Please quote the material exactly, every line of it.
....
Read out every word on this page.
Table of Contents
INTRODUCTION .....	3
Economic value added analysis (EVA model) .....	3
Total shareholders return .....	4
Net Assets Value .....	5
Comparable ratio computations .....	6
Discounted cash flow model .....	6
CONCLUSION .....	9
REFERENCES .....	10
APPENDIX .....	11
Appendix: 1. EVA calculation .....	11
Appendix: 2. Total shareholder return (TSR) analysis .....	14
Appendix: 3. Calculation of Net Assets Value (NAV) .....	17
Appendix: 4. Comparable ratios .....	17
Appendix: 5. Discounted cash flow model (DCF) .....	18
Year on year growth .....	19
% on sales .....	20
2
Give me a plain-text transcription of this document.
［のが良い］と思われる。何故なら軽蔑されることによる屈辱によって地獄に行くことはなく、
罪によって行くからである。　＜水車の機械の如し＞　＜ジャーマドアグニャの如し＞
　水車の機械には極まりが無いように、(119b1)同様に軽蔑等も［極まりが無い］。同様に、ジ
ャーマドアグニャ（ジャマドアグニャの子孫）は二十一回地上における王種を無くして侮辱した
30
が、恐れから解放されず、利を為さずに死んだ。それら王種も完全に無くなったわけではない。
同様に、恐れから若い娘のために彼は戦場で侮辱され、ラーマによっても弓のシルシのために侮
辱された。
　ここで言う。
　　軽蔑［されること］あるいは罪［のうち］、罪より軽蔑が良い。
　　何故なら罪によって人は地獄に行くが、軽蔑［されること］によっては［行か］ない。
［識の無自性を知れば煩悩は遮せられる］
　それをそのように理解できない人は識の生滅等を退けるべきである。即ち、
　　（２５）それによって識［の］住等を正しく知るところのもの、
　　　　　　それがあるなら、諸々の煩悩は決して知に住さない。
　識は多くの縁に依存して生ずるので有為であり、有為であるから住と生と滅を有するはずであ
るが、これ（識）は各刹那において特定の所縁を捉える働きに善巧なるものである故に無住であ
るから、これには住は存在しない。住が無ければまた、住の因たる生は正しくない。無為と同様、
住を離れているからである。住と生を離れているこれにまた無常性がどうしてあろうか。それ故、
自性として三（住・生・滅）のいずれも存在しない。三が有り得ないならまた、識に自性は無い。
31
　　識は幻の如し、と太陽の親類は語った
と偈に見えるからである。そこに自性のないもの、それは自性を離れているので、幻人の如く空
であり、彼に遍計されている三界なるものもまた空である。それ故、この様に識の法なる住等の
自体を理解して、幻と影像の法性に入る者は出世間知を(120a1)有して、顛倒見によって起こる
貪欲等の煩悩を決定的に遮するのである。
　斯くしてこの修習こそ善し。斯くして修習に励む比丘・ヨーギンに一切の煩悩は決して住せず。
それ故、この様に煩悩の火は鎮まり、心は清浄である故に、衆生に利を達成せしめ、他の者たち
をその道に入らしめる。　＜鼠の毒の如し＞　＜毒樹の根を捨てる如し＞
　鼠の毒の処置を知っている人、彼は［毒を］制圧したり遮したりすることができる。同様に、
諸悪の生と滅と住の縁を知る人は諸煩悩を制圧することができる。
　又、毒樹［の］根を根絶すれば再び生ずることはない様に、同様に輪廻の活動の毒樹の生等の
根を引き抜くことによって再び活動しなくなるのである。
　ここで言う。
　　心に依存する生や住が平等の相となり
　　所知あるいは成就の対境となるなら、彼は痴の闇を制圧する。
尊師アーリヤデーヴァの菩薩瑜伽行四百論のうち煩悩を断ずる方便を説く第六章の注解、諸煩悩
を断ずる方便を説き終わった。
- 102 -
....
#### Exercise response:
Read out every word on this page.
Table of Contents
INTRODUCTION .....	3
Economic value added analysis (EVA model) .....	3
Total shareholders return .....	4
Net Assets Value .....	5
Comparable ratio computations .....	6
Discounted cash flow model .....	6
CONCLUSION .....	9
REFERENCES .....	10
APPENDIX .....	11
Appendix: 1. EVA calculation .....	11
Appendix: 2. Total shareholder return (TSR) analysis .....	14
Appendix: 3. Calculation of Net Assets Value (NAV) .....	17
Appendix: 4. Comparable ratios .....	17
Appendix: 5. Discounted cash flow model (DCF) .....	18
Year on year growth .....	19
% on sales .....	20
2
Give me a plain-text transcription of this document.
［のが良い］と思われる。何故なら軽蔑されることによる屈辱によって地獄に行くことはなく、
罪によって行くからである。　＜水車の機械の如し＞　＜ジャーマドアグニャの如し＞
　水車の機械には極まりが無いように、(119b1)同様に軽蔑等も［極まりが無い］。同様に、ジ
ャーマドアグニャ（ジャマドアグニャの子孫）は二十一回地上における王種を無くして侮辱した
30
が、恐れから解放されず、利を為さずに死んだ。それら王種も完全に無くなったわけではない。
同様に、恐れから若い娘のために彼は戦場で侮辱され、ラーマによっても弓のシルシのために侮
辱された。
　ここで言う。
　　軽蔑［されること］あるいは罪［のうち］、罪より軽蔑が良い。
　　何故なら罪によって人は地獄に行くが、軽蔑［されること］によっては［行か］ない。
［識の無自性を知れば煩悩は遮せられる］
　それをそのように理解できない人は識の生滅等を退けるべきである。即ち、
　　（２５）それによって識［の］住等を正しく知るところのもの、
　　　　　　それがあるなら、諸々の煩悩は決して知に住さない。
　識は多くの縁に依存して生ずるので有為であり、有為であるから住と生と滅を有するはずであ
るが、これ（識）は各刹那において特定の所縁を捉える働きに善巧なるものである故に無住であ
るから、これには住は存在しない。住が無ければまた、住の因たる生は正しくない。無為と同様、
住を離れているからである。住と生を離れているこれにまた無常性がどうしてあろうか。それ故、
自性として三（住・生・滅）のいずれも存在しない。三が有り得ないならまた、識に自性は無い。
31
　　識は幻の如し、と太陽の親類は語った
と偈に見えるからである。そこに自性のないもの、それは自性を離れているので、幻人の如く空
であり、彼に遍計されている三界なるものもまた空である。それ故、この様に識の法なる住等の
自体を理解して、幻と影像の法性に入る者は出世間知を(120a1)有して、顛倒見によって起こる
貪欲等の煩悩を決定的に遮するのである。
　斯くしてこの修習こそ善し。斯くして修習に励む比丘・ヨーギンに一切の煩悩は決して住せず。
それ故、この様に煩悩の火は鎮まり、心は清浄である故に、衆生に利を達成せしめ、他の者たち
をその道に入らしめる。　＜鼠の毒の如し＞　＜毒樹の根を捨てる如し＞
　鼠の毒の処置を知っている人、彼は［毒を］制圧したり遮したりすることができる。同様に、
諸悪の生と滅と住の縁を知る人は諸煩悩を制圧することができる。
　又、毒樹［の］根を根絶すれば再び生ずることはない様に、同様に輪廻の活動の毒樹の生等の
根を引き抜くことによって再び活動しなくなるのである。
　ここで言う。
　　心に依存する生や住が平等の相となり
　　所知あるいは成就の対境となるなら、彼は痴の闇を制圧する。
尊師アーリヤデーヴァの菩薩瑜伽行四百論のうち煩悩を断ずる方便を説く第六章の注解、諸煩悩
を断ずる方便を説き終わった。
- 102 -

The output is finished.